▸ EXERCISE
Only lines holding the string "catholique" are wanted; copy each one from the material.

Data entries
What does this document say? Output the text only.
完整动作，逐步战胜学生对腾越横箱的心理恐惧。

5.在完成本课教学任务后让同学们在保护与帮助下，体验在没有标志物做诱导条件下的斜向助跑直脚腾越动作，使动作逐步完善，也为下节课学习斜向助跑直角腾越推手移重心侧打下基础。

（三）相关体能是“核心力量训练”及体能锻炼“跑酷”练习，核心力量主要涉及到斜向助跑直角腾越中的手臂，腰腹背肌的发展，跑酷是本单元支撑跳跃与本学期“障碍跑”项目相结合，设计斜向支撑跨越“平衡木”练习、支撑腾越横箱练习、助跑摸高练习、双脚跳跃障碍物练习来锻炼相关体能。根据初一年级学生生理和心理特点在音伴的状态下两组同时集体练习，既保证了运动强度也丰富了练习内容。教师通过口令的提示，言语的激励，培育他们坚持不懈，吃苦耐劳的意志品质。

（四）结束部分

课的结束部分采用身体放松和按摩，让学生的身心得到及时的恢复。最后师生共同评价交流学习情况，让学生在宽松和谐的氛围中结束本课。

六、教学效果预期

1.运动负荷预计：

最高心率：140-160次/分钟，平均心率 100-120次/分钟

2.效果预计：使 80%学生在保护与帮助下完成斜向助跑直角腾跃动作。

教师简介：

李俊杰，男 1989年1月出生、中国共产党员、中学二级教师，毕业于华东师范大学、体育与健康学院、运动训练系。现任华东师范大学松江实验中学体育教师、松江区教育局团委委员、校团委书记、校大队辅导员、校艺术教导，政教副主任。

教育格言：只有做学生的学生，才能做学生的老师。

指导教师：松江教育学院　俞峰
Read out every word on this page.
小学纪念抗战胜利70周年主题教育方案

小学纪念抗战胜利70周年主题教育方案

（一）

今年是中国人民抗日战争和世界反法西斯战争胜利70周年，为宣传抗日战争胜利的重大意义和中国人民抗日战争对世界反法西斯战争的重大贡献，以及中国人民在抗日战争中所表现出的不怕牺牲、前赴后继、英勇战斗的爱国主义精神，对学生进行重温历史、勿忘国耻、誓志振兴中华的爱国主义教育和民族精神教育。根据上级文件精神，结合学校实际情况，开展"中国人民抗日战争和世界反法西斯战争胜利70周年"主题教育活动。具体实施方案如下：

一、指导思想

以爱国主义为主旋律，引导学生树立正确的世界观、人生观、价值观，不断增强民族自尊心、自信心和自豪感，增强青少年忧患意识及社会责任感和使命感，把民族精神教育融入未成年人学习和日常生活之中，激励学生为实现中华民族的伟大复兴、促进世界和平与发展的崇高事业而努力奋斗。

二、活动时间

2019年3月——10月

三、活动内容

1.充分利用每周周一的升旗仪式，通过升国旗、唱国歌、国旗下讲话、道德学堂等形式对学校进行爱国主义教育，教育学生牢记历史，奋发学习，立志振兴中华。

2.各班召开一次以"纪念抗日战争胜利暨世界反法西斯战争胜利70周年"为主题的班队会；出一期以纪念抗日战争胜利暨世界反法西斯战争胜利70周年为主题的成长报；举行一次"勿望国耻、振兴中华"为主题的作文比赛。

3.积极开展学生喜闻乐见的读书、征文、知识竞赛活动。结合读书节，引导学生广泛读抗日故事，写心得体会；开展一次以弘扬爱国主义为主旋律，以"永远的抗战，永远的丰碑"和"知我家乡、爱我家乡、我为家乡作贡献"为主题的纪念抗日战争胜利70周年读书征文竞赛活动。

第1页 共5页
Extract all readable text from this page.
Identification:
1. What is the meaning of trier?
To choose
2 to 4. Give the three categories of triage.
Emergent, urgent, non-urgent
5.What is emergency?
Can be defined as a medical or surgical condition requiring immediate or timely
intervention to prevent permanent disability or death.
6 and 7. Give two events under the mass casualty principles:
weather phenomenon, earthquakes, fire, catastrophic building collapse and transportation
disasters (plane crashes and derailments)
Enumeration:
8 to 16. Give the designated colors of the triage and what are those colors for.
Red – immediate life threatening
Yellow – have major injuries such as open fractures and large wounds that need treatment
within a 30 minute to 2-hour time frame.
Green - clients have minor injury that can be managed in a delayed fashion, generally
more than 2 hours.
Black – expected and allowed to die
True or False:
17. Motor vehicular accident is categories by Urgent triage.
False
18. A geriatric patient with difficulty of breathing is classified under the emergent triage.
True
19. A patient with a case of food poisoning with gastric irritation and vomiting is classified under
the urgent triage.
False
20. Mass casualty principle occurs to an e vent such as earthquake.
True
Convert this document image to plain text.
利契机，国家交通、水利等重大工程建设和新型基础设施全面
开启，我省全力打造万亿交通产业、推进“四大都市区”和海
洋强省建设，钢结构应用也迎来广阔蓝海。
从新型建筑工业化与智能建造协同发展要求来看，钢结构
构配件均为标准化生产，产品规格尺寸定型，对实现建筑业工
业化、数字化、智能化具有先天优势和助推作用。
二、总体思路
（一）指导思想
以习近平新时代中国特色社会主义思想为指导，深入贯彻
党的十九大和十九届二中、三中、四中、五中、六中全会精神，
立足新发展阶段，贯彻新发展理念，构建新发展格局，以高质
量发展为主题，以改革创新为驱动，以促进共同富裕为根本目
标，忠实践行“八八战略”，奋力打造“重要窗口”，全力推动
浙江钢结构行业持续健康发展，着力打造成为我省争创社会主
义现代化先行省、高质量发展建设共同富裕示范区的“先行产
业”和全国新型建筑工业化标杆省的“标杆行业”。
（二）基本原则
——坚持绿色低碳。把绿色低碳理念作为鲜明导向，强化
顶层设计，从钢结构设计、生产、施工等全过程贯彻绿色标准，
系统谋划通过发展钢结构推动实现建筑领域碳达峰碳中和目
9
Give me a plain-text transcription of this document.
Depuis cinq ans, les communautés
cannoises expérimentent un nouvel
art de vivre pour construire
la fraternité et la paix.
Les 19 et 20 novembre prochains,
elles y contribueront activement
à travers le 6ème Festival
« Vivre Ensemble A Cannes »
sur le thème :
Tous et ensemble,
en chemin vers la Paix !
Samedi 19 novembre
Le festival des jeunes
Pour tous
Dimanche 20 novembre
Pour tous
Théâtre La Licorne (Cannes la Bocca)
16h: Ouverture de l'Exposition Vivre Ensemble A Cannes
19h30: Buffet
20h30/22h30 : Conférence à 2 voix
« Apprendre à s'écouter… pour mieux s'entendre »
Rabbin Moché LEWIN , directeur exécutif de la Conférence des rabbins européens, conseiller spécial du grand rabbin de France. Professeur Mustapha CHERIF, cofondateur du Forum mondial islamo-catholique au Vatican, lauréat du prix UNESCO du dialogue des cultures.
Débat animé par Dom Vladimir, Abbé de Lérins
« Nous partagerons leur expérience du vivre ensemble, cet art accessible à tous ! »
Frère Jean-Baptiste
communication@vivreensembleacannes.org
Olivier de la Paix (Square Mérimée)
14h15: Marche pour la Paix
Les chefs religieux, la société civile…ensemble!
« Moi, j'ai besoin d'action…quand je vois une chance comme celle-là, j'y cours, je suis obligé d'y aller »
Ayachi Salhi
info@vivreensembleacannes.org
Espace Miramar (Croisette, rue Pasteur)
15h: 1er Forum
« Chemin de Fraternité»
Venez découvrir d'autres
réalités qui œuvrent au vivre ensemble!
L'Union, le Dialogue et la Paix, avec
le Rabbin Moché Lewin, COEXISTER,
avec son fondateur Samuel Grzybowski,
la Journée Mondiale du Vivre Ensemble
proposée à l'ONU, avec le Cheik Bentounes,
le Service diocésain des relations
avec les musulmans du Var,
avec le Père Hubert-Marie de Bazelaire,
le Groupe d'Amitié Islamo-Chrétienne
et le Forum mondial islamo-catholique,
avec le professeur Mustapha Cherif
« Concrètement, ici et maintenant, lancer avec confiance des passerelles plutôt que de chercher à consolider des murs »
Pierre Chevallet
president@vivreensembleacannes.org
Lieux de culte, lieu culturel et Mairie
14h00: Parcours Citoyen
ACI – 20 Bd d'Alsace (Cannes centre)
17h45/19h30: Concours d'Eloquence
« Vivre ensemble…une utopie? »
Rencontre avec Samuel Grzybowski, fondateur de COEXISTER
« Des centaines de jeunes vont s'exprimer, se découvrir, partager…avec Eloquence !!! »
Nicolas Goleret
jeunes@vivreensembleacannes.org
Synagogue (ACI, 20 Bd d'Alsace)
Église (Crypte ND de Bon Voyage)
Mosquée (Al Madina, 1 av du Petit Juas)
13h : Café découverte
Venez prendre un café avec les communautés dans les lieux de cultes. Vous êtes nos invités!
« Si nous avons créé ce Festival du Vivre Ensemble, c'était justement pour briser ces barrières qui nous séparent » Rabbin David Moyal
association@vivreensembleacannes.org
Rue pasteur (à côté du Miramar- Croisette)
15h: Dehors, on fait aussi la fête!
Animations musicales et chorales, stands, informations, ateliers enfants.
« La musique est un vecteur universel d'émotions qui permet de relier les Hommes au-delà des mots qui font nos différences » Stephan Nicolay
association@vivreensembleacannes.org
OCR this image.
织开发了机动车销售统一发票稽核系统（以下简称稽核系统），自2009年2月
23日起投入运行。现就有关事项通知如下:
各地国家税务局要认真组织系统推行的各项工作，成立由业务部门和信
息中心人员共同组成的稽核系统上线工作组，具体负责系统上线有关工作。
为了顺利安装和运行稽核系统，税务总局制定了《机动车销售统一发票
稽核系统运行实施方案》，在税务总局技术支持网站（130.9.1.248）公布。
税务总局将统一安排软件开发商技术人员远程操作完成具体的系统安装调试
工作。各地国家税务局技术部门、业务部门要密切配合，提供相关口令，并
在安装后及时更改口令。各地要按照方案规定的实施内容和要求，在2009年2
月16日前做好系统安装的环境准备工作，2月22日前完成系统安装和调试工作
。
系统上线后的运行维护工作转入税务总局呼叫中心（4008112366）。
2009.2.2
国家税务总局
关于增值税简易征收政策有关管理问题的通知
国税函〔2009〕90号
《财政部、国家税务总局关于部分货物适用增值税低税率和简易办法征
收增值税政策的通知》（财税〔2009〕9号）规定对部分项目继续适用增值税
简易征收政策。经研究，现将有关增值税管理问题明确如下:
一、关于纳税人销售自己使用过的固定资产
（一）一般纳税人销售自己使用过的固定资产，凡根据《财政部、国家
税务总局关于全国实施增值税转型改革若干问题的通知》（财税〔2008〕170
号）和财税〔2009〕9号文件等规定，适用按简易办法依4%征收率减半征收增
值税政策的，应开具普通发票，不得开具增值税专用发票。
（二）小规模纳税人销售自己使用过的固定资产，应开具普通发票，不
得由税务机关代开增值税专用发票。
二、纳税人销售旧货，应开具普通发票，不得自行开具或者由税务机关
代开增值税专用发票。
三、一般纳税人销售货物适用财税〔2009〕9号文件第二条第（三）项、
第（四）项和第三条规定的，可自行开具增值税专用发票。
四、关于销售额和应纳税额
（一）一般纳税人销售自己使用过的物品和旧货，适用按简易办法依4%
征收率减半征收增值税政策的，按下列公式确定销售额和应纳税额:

▸ RESPONSE TO THE TASK
Rabbin Moché LEWIN , directeur exécutif de la Conférence des rabbins européens, conseiller spécial du grand rabbin de France. Professeur Mustapha CHERIF, cofondateur du Forum mondial islamo-catholique au Vatican, lauréat du prix UNESCO du dialogue des cultures.
et le Forum mondial islamo-catholique,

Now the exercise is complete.